Written request: Could every line of the data be printed exactly as it reads?

── Raw records

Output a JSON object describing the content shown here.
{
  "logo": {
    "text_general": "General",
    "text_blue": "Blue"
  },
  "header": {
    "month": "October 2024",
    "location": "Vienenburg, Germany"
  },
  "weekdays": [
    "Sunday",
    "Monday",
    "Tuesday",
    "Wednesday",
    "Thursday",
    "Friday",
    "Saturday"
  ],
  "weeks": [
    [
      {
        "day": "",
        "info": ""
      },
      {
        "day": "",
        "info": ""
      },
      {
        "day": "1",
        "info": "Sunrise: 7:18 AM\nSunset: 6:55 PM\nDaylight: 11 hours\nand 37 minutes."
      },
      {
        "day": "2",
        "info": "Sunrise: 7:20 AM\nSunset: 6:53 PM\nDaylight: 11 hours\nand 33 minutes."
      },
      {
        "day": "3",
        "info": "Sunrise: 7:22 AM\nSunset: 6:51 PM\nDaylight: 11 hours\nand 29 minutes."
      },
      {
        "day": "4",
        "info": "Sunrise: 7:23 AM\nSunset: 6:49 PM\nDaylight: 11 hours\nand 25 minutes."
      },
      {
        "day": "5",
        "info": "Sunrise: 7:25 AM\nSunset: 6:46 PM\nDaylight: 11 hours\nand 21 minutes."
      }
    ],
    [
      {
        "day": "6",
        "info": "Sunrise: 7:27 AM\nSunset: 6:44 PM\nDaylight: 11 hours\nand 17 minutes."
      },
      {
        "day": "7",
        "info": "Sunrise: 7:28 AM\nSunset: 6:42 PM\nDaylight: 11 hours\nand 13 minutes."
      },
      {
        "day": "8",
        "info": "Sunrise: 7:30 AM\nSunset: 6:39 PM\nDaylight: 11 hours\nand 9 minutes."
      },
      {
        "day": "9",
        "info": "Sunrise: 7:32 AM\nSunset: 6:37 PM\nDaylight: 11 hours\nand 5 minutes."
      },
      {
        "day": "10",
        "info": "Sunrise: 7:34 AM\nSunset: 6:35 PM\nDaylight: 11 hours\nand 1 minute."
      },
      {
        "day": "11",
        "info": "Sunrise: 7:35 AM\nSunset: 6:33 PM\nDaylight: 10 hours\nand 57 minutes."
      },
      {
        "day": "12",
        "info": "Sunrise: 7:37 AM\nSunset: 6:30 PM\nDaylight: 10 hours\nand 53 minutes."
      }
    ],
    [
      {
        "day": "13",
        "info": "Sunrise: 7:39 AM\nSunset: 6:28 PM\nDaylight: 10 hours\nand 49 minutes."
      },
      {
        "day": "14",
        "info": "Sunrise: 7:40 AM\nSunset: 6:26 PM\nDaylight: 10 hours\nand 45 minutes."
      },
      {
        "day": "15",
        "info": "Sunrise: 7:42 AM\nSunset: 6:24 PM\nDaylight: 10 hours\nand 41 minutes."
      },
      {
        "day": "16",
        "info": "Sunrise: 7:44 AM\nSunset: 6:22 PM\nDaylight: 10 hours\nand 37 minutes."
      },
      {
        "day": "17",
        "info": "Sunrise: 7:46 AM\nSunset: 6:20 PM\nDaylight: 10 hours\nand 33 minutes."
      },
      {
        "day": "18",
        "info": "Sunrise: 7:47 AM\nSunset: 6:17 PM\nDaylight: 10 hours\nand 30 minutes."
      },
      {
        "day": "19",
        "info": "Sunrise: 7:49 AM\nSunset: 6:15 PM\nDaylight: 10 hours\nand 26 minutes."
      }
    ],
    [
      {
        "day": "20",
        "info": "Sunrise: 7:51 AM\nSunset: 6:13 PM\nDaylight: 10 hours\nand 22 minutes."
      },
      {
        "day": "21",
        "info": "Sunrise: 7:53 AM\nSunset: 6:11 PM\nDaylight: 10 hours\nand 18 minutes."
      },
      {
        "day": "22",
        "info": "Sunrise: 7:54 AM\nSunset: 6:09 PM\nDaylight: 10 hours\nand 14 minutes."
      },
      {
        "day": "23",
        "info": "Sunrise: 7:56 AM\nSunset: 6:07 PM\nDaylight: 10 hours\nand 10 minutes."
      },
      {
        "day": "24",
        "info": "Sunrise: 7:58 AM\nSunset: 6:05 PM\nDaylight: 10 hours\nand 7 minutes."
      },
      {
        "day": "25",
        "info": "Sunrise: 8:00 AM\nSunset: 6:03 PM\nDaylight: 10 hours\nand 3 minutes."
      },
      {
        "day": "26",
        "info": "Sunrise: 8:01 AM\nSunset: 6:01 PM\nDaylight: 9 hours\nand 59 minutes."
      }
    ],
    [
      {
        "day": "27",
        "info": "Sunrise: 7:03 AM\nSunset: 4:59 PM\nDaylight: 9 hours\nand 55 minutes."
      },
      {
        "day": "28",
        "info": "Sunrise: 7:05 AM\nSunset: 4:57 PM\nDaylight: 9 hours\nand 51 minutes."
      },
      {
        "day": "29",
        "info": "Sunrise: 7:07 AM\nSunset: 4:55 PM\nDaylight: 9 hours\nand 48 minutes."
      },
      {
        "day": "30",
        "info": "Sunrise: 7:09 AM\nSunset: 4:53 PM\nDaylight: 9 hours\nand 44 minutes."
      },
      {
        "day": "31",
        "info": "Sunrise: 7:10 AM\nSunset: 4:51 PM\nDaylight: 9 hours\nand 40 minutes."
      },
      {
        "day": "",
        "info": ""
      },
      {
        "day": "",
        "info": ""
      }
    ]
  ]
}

────

Answer to this task:
Output a JSON object describing the content shown here.
{
  "logo": {
    "text_general": "General",
    "text_blue": "Blue"
  },
  "header": {
    "month": "October 2024",
    "location": "Vienenburg, Germany"
  },
  "weekdays": [
    "Sunday",
    "Monday",
    "Tuesday",
    "Wednesday",
    "Thursday",
    "Friday",
    "Saturday"
  ],
  "weeks": [
    [
      {
        "day": "",
        "info": ""
      },
      {
        "day": "",
        "info": ""
      },
      {
        "day": "1",
        "info": "Sunrise: 7:18 AM\nSunset: 6:55 PM\nDaylight: 11 hours\nand 37 minutes."
      },
      {
        "day": "2",
        "info": "Sunrise: 7:20 AM\nSunset: 6:53 PM\nDaylight: 11 hours\nand 33 minutes."
      },
      {
        "day": "3",
        "info": "Sunrise: 7:22 AM\nSunset: 6:51 PM\nDaylight: 11 hours\nand 29 minutes."
      },
      {
        "day": "4",
        "info": "Sunrise: 7:23 AM\nSunset: 6:49 PM\nDaylight: 11 hours\nand 25 minutes."
      },
      {
        "day": "5",
        "info": "Sunrise: 7:25 AM\nSunset: 6:46 PM\nDaylight: 11 hours\nand 21 minutes."
      }
    ],
    [
      {
        "day": "6",
        "info": "Sunrise: 7:27 AM\nSunset: 6:44 PM\nDaylight: 11 hours\nand 17 minutes."
      },
      {
        "day": "7",
        "info": "Sunrise: 7:28 AM\nSunset: 6:42 PM\nDaylight: 11 hours\nand 13 minutes."
      },
      {
        "day": "8",
        "info": "Sunrise: 7:30 AM\nSunset: 6:39 PM\nDaylight: 11 hours\nand 9 minutes."
      },
      {
        "day": "9",
        "info": "Sunrise: 7:32 AM\nSunset: 6:37 PM\nDaylight: 11 hours\nand 5 minutes."
      },
      {
        "day": "10",
        "info": "Sunrise: 7:34 AM\nSunset: 6:35 PM\nDaylight: 11 hours\nand 1 minute."
      },
      {
        "day": "11",
        "info": "Sunrise: 7:35 AM\nSunset: 6:33 PM\nDaylight: 10 hours\nand 57 minutes."
      },
      {
        "day": "12",
        "info": "Sunrise: 7:37 AM\nSunset: 6:30 PM\nDaylight: 10 hours\nand 53 minutes."
      }
    ],
    [
      {
        "day": "13",
        "info": "Sunrise: 7:39 AM\nSunset: 6:28 PM\nDaylight: 10 hours\nand 49 minutes."
      },
      {
        "day": "14",
        "info": "Sunrise: 7:40 AM\nSunset: 6:26 PM\nDaylight: 10 hours\nand 45 minutes."
      },
      {
        "day": "15",
        "info": "Sunrise: 7:42 AM\nSunset: 6:24 PM\nDaylight: 10 hours\nand 41 minutes."
      },
      {
        "day": "16",
        "info": "Sunrise: 7:44 AM\nSunset: 6:22 PM\nDaylight: 10 hours\nand 37 minutes."
      },
      {
        "day": "17",
        "info": "Sunrise: 7:46 AM\nSunset: 6:20 PM\nDaylight: 10 hours\nand 33 minutes."
      },
      {
        "day": "18",
        "info": "Sunrise: 7:47 AM\nSunset: 6:17 PM\nDaylight: 10 hours\nand 30 minutes."
      },
      {
        "day": "19",
        "info": "Sunrise: 7:49 AM\nSunset: 6:15 PM\nDaylight: 10 hours\nand 26 minutes."
      }
    ],
    [
      {
        "day": "20",
        "info": "Sunrise: 7:51 AM\nSunset: 6:13 PM\nDaylight: 10 hours\nand 22 minutes."
      },
      {
        "day": "21",
        "info": "Sunrise: 7:53 AM\nSunset: 6:11 PM\nDaylight: 10 hours\nand 18 minutes."
      },
      {
        "day": "22",
        "info": "Sunrise: 7:54 AM\nSunset: 6:09 PM\nDaylight: 10 hours\nand 14 minutes."
      },
      {
        "day": "23",
        "info": "Sunrise: 7:56 AM\nSunset: 6:07 PM\nDaylight: 10 hours\nand 10 minutes."
      },
      {
        "day": "24",
        "info": "Sunrise: 7:58 AM\nSunset: 6:05 PM\nDaylight: 10 hours\nand 7 minutes."
      },
      {
        "day": "25",
        "info": "Sunrise: 8:00 AM\nSunset: 6:03 PM\nDaylight: 10 hours\nand 3 minutes."
      },
      {
        "day": "26",
        "info": "Sunrise: 8:01 AM\nSunset: 6:01 PM\nDaylight: 9 hours\nand 59 minutes."
      }
    ],
    [
      {
        "day": "27",
        "info": "Sunrise: 7:03 AM\nSunset: 4:59 PM\nDaylight: 9 hours\nand 55 minutes."
      },
      {
        "day": "28",
        "info": "Sunrise: 7:05 AM\nSunset: 4:57 PM\nDaylight: 9 hours\nand 51 minutes."
      },
      {
        "day": "29",
        "info": "Sunrise: 7:07 AM\nSunset: 4:55 PM\nDaylight: 9 hours\nand 48 minutes."
      },
      {
        "day": "30",
        "info": "Sunrise: 7:09 AM\nSunset: 4:53 PM\nDaylight: 9 hours\nand 44 minutes."
      },
      {
        "day": "31",
        "info": "Sunrise: 7:10 AM\nSunset: 4:51 PM\nDaylight: 9 hours\nand 40 minutes."
      },
      {
        "day": "",
        "info": ""
      },
      {
        "day": "",
        "info": ""
      }
    ]
  ]
}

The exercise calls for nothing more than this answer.